> [Teks Dokumen]
========================================
Ketika anda benar-benar fanatik pada sesuatu, pastinya anda dengan segala macam alasan yang terkadang di luar nalar tetap menganggap apa yang anda puja tersebut tetap memiliki suatu yang benar, meskipun seluruh informasi menyatakan pujaan anda itu sudah terbukti salah.
Beberapa minggu ini, di beranda media sosial seringkali muncul image angka dua atau jika tidak angka dua adalah angka satu. Selain kedua angka tersebut, pastilah hanya canda dari warga media sosial yang mungkin jengah dengan segala macam kampanye presiden di media sosial.
Melihat perseteruan dari golongan 2 dan golongan 1, kadang cukup membuat jengkel. Dimana kadang dalam “dukungan” tersebut tidak ada hal baik yang bisa ditelaah atas calon presiden yang didukung. Karena yang digembar-gemborkan adalah hal buruk tentang lawan politiknya.
Di TVRI pernah seorangeyang Taufiq Ismail bercerita mengenai seorang calon wakil rakyat di Pekalongan dalam Pemilu tahun lima puluh’an. Dimana sang calon wakil rakyat tersebut diberi uang saku oleh warga pekalongan untuk perjalanan berangkat ke Jakarta, ke gedung MPR.
Meskipun tidak hidup pada jaman itu, dan sampai berapa persen kebenaran cerita eyang Taufiq tersebut, tapi bayangkan atmosfer Pemilu pada waktu itu. Dan pastinya berbeda dengan Pemilu sekarang, dimana caleg lebih banyak menghamburkan uang untuk diberikan kepada masyarakat agar memberikan dukungan, mengharapkan fanatisme.
Anda yang masih fanatik, cobalah membuka pikiran dan hati. Menerima masukan dari luar, dan tidak berusaha mencari cela dari lawan pujaan anda. Informasi yang tidak sedap mengenai pujaan anda, tidak usah anda perhitungkan.
Tapi, anda juga harus fair. Coba cari informasi yang positif tentang rival pujaan anda tersebut. Dari sini, dituntut nurani dan logika anda untuk memutuskan. Apakah bisa diterima nalar anda tentang seluruh informasi tersebut?
Untuk apa anda bercerita keburukan rival pujaan? Agar mereka dari golongan seberang menjadi satu team dengan anda? Berapa probabilitasnya?
========================================
Daftar area beranotasi:
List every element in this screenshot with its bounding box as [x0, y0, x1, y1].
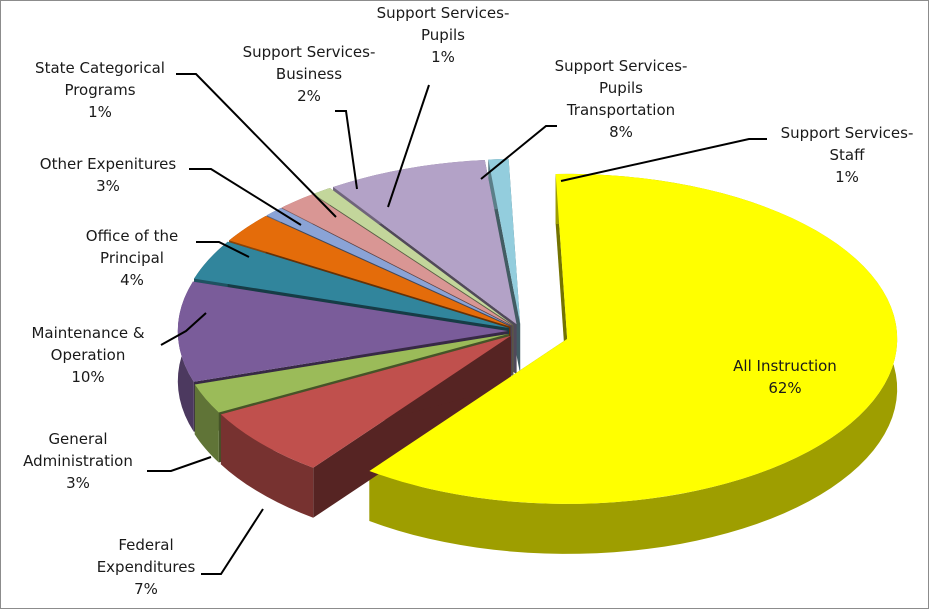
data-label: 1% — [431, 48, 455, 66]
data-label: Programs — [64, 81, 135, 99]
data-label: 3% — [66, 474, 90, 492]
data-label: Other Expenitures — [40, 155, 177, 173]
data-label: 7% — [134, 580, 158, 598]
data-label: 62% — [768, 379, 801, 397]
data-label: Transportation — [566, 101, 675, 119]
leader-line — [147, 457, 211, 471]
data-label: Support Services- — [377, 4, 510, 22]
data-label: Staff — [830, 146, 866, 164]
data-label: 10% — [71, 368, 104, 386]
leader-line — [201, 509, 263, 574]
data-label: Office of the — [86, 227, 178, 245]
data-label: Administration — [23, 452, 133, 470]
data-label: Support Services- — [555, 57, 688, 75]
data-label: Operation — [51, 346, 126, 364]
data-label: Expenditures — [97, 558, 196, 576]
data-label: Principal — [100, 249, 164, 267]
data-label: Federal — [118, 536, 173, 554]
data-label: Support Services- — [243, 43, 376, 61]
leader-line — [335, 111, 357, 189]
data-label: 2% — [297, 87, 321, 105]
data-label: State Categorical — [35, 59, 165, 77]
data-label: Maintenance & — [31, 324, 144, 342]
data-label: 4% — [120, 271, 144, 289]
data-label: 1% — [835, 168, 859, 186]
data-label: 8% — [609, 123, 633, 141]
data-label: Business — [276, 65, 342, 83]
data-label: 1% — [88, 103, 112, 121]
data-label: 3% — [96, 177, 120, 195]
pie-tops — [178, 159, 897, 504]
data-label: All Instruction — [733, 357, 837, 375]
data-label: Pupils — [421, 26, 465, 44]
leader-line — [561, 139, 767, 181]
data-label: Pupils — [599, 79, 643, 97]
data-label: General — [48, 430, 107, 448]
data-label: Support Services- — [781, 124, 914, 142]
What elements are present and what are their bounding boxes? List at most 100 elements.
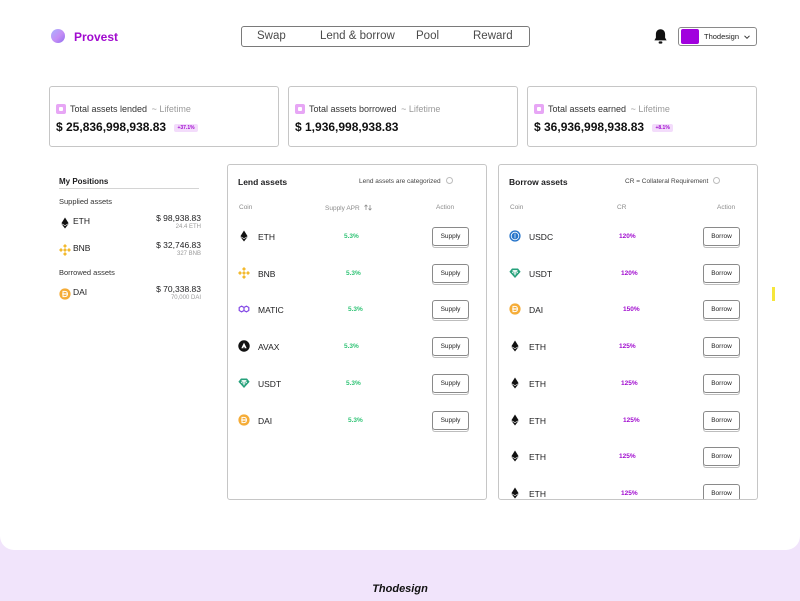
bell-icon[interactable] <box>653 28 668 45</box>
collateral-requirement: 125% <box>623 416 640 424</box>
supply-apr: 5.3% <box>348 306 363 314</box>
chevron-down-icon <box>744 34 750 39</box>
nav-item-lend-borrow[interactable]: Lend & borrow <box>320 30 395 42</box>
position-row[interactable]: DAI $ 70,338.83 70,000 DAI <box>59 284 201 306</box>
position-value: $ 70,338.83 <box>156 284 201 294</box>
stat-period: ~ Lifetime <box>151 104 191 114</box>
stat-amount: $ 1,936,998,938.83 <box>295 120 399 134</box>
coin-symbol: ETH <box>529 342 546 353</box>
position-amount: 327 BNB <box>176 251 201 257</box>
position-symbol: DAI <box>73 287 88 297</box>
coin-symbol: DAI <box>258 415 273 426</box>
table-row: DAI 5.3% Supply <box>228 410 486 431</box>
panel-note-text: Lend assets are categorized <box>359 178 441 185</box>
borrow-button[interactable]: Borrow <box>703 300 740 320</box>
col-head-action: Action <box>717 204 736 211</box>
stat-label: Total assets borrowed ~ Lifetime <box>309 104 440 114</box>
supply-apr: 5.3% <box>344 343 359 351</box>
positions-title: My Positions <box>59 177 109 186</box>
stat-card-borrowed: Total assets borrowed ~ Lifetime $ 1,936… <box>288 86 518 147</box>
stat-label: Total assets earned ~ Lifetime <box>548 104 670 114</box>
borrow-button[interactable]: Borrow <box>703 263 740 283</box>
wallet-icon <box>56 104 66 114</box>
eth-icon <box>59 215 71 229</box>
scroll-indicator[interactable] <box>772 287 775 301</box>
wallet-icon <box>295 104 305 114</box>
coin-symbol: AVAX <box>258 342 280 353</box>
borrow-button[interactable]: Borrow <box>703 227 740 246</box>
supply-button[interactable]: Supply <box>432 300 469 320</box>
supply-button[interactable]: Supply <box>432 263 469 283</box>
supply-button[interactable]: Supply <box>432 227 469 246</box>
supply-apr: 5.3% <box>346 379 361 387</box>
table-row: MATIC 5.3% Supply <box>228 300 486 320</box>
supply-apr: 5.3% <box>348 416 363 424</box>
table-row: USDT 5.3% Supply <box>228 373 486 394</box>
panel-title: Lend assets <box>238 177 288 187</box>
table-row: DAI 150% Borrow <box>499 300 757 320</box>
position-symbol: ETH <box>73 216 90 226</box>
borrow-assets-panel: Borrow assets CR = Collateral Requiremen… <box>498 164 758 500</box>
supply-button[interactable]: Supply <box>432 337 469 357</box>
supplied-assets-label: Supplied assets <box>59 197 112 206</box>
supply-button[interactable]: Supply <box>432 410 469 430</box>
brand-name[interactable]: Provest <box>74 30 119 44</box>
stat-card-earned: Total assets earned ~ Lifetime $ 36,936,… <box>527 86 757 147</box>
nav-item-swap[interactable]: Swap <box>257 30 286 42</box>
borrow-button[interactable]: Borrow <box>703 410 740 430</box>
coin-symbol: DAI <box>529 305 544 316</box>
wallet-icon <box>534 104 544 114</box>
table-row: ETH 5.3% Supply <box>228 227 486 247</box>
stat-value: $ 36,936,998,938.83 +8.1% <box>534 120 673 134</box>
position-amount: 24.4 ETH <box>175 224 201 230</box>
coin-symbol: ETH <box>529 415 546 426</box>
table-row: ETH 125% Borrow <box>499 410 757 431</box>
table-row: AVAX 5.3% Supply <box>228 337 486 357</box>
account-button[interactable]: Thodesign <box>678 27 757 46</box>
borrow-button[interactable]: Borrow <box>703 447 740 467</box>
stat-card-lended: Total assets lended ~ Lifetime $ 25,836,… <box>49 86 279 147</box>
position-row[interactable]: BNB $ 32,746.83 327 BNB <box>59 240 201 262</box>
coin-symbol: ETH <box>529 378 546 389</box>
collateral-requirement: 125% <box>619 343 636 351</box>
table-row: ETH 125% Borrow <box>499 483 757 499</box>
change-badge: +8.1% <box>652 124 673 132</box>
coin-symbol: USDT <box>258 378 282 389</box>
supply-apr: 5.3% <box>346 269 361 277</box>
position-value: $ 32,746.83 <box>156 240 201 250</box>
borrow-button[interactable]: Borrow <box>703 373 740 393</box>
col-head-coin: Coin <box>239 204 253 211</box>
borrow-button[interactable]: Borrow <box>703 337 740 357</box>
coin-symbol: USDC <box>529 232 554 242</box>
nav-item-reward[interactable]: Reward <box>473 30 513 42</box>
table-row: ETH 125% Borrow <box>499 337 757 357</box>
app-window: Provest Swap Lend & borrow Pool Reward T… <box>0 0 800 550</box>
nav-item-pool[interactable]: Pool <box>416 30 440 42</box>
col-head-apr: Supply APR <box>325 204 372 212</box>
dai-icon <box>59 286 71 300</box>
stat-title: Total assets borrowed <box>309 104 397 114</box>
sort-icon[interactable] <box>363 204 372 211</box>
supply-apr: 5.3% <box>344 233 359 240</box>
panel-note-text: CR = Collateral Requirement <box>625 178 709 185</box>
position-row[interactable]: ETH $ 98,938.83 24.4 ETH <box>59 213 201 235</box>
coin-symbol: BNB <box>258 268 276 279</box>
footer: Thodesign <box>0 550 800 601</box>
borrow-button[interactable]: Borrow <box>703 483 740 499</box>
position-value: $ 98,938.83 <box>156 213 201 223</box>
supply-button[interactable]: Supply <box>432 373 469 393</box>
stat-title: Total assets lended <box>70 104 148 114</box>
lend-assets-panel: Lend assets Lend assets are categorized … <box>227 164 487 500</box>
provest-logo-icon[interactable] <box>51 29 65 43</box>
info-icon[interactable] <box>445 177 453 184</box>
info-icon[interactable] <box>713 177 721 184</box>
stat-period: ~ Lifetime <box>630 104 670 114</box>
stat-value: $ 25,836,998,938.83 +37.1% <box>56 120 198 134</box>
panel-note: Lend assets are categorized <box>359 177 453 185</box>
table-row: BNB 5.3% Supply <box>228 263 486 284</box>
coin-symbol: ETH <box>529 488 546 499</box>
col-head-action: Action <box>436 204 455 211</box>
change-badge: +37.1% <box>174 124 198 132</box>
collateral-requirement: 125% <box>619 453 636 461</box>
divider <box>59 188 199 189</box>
========================================
> [Yang Harus Dikerjakan]
[1] Ringkaslah paragraf yang diawali "Melihat perseteruan dari golongan 2" dalam tulisan tentang fanatisme pendukung calon presiden menjadi satu kalimat. Pertahankan pokok-pokok isinya.
[2] Teruskan tulisan tentang fanatisme pendukung calon presiden mulai dari sesudah kalimat terakhirnya.

> [Jawaban]
[1] Perseteruan antara golongan 2 dan golongan 1 sering menjengkelkan karena dukungan yang disuarakan jarang menunjukkan hal baik dari calon presiden yang didukung, tetapi lebih banyak menggembar-gemborkan keburukan lawan politiknya.

[2]
Apakah jika anda mendengar cerita buruk tentang pujaan anda, akhirnya anda akan berpindah ke golongan lawan?
Percayalah, itu hanya memperuncing bambu permusuhan anda dengan kelompok seberang. Yang mungkin dalam kelompok itu termasuk saudara, bahkan mungkin ada ayah, ibu, atau anak anda.
Bercerita sisi negatif, biarlah menjadi bagian orang lain. Karena itu adalah aib. Bukan untuk diumbar. Apalagi diceritakan oleh orang-orang yang tidak berkompeten, tidak mengetahui secara pasti kebenarannya. Hanya sekadar copy paste, share dll. Jika itu hal positif, kabarkan kepada seluruh dunia.
Beberapa waktu lalu, sebagian orang masih sulit untuk dapat berpihak kepada calon presiden dari golongan tertentu. Boleh dibilang mereka masih golput. Sebab, mereka tidak termasuk dalam salah satu golongan tersebut. Dan secara tidak langsung dan otomatis sebenarnya membuat golongan sendiri bersama rekan-rekan yang tidak bersedia di-golong-kan. Dan golongan ini, tidak ada ikrar atau statement pendirian golongan. Dan mereka bukan orang yang “fanatik” tentunya.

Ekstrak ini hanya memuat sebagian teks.